[Your goal]
Pull every "其代表作" line out of the data below.

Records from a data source

##############################

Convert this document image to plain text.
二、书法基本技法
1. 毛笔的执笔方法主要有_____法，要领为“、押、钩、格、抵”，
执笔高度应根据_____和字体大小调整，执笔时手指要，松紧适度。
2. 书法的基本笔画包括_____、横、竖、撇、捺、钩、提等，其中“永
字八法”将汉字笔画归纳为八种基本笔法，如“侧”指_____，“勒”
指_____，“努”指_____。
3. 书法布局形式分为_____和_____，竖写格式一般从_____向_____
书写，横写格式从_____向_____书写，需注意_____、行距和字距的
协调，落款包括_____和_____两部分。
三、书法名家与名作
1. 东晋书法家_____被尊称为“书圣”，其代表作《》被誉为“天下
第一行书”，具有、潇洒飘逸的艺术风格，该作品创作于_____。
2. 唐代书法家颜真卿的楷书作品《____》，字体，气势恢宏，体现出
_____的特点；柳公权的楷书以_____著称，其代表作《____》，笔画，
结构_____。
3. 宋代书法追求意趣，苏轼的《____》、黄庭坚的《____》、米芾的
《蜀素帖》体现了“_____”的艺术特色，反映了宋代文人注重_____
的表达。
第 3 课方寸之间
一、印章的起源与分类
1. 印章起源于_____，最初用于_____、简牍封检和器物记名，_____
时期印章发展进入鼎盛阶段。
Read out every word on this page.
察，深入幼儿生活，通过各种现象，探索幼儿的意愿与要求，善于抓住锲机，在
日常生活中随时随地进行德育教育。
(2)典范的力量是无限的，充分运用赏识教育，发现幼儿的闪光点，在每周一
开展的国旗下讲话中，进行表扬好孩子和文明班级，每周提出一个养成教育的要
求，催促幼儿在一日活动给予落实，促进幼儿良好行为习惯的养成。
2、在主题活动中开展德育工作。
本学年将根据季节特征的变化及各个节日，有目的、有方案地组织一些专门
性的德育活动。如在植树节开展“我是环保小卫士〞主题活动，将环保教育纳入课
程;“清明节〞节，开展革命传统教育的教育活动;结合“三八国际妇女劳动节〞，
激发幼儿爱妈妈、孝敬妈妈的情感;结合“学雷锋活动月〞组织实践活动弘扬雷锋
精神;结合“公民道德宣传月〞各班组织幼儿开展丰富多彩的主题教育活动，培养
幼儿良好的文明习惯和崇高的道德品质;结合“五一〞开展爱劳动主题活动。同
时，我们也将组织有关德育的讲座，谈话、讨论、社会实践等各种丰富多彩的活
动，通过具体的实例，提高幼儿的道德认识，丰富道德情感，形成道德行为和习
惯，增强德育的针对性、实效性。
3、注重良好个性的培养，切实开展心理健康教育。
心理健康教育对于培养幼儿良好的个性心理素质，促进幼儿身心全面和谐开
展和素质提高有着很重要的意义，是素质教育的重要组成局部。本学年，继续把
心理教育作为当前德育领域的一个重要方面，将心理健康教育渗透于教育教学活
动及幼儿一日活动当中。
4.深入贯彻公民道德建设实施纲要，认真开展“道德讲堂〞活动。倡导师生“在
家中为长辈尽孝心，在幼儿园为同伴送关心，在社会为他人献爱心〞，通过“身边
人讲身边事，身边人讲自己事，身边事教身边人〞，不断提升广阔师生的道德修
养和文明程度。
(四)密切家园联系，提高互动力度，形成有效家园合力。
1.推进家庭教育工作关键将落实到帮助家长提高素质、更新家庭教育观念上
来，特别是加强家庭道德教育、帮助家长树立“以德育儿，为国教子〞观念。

##############################

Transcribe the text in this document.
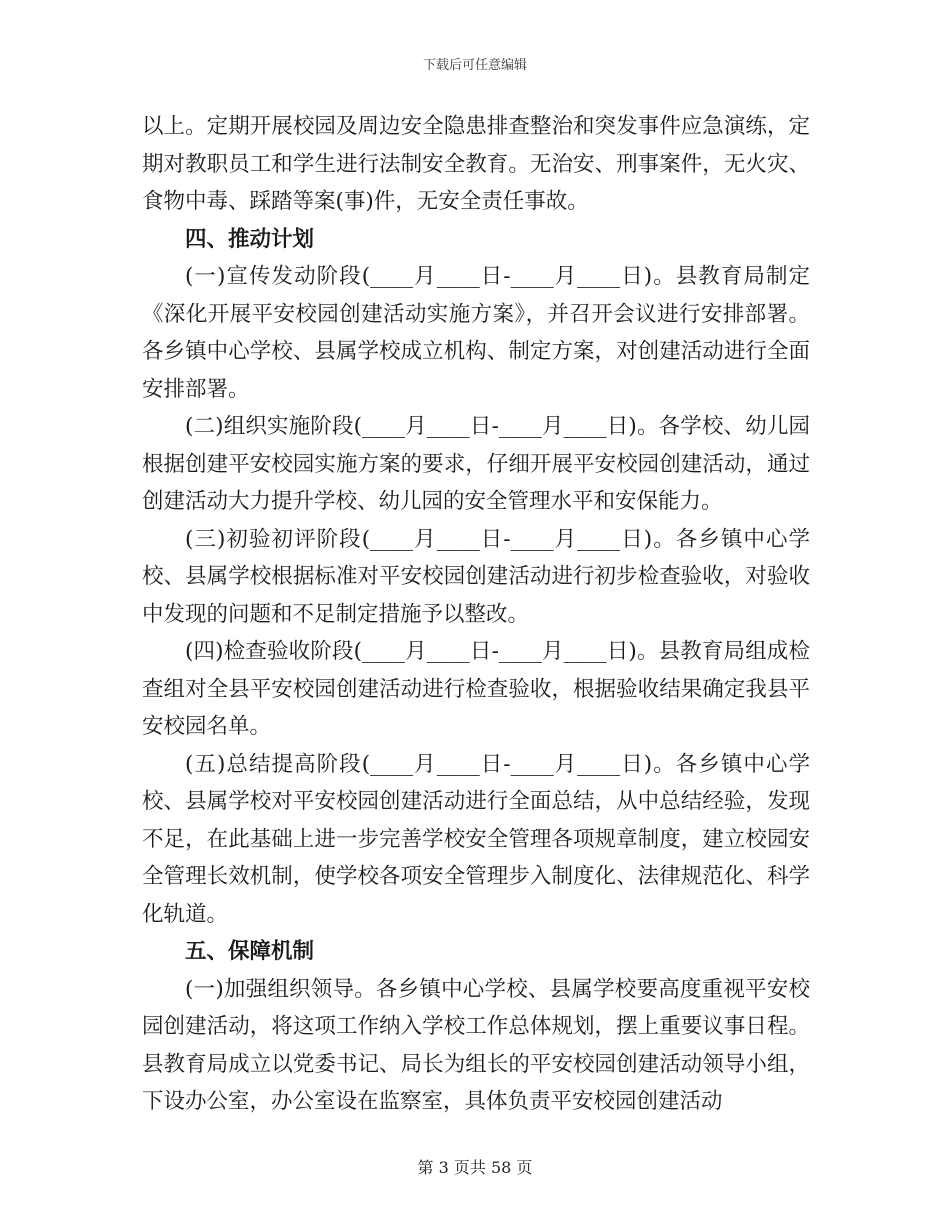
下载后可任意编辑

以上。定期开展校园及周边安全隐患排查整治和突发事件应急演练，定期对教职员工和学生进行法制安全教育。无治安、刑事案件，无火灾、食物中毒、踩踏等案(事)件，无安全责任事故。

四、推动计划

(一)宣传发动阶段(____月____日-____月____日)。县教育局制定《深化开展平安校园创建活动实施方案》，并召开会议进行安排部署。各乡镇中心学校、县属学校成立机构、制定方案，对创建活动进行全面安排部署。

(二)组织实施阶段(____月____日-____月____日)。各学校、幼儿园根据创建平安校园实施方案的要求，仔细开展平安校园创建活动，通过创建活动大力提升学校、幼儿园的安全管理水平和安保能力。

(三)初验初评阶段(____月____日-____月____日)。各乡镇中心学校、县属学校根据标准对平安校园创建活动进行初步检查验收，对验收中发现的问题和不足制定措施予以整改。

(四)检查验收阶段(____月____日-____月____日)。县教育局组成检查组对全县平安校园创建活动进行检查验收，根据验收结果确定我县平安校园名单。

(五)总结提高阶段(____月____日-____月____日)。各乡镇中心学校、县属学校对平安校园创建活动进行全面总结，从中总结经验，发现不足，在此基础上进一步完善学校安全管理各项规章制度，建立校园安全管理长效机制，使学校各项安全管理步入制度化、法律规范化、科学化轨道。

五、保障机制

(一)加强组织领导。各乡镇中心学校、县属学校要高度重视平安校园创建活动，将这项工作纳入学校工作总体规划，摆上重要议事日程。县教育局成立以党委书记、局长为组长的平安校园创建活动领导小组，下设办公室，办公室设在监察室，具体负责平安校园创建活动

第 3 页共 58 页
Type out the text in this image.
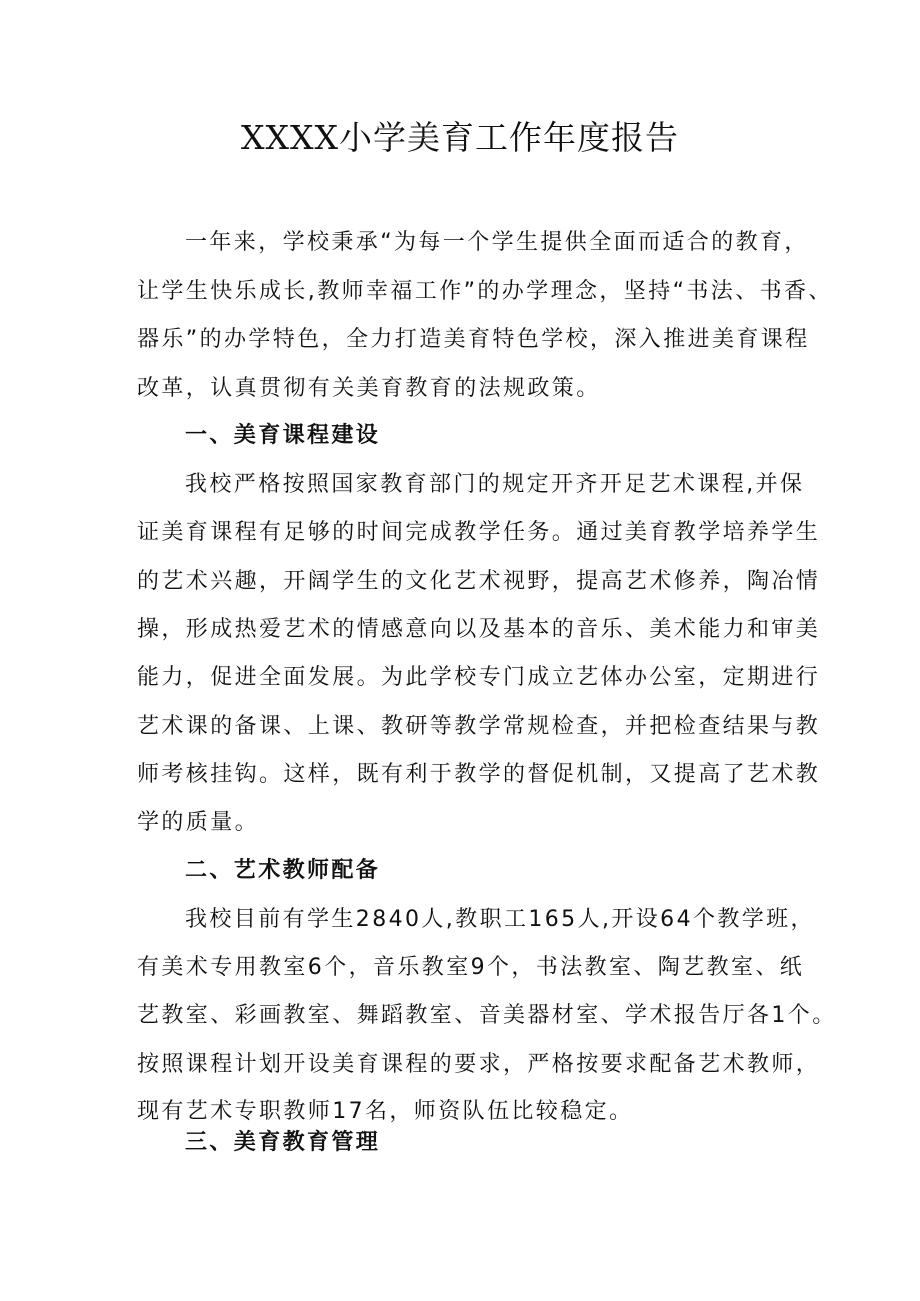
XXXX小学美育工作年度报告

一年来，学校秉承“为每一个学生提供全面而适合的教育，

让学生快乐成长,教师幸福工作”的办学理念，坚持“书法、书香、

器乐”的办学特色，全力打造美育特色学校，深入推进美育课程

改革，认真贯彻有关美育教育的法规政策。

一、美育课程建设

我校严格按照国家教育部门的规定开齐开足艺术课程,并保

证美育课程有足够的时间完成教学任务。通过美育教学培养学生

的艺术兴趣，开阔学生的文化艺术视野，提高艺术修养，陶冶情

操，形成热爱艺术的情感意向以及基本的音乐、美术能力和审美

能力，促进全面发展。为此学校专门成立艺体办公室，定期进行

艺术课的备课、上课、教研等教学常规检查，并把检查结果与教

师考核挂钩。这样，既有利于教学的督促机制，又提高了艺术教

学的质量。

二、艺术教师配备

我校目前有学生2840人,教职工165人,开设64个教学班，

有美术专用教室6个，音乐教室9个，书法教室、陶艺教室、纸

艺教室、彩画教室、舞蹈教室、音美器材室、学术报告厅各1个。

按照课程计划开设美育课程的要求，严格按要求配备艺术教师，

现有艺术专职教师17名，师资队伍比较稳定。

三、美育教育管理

##############################

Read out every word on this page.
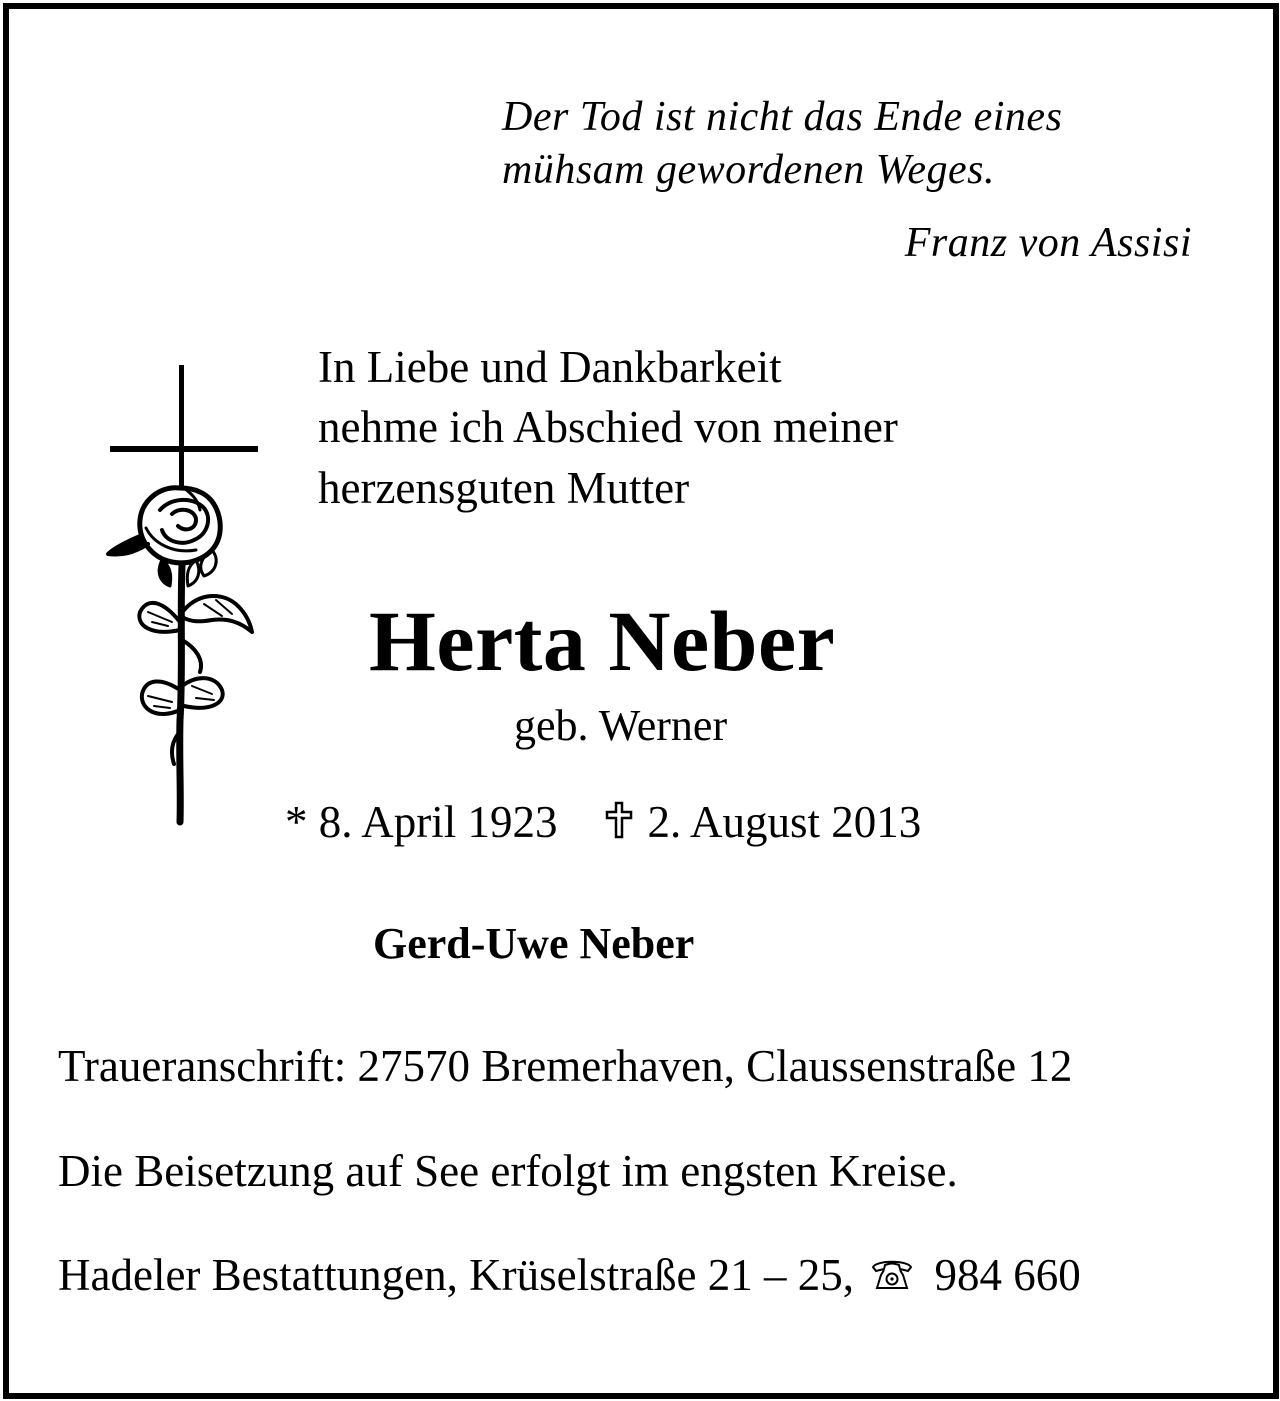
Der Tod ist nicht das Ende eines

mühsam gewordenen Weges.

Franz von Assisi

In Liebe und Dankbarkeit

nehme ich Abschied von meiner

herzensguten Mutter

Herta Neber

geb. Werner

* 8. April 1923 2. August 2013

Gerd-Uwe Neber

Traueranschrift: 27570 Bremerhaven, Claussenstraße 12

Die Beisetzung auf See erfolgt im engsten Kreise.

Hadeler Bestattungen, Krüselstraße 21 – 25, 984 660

##############################

[Output below]
1. 东晋书法家_____被尊称为“书圣”，其代表作《》被誉为“天下
_____的特点；柳公权的楷书以_____著称，其代表作《____》，笔画，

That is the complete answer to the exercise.